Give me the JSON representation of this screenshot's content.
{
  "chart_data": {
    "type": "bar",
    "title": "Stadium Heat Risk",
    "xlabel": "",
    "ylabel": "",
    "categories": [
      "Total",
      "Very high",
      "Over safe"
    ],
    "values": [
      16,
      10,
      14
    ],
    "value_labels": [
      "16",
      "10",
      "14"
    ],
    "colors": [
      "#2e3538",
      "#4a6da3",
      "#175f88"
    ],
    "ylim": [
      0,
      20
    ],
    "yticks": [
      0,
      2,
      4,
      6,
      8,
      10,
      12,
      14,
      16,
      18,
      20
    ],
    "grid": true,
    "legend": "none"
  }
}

——————————

== TASK BRIEF ==
Transcribe the whole listing exactly.

== WRITTEN ANSWER ==
Give me the JSON representation of this screenshot's content.
{
  "chart_data": {
    "type": "bar",
    "title": "Stadium Heat Risk",
    "xlabel": "",
    "ylabel": "",
    "categories": [
      "Total",
      "Very high",
      "Over safe"
    ],
    "values": [
      16,
      10,
      14
    ],
    "value_labels": [
      "16",
      "10",
      "14"
    ],
    "colors": [
      "#2e3538",
      "#4a6da3",
      "#175f88"
    ],
    "ylim": [
      0,
      20
    ],
    "yticks": [
      0,
      2,
      4,
      6,
      8,
      10,
      12,
      14,
      16,
      18,
      20
    ],
    "grid": true,
    "legend": "none"
  }
}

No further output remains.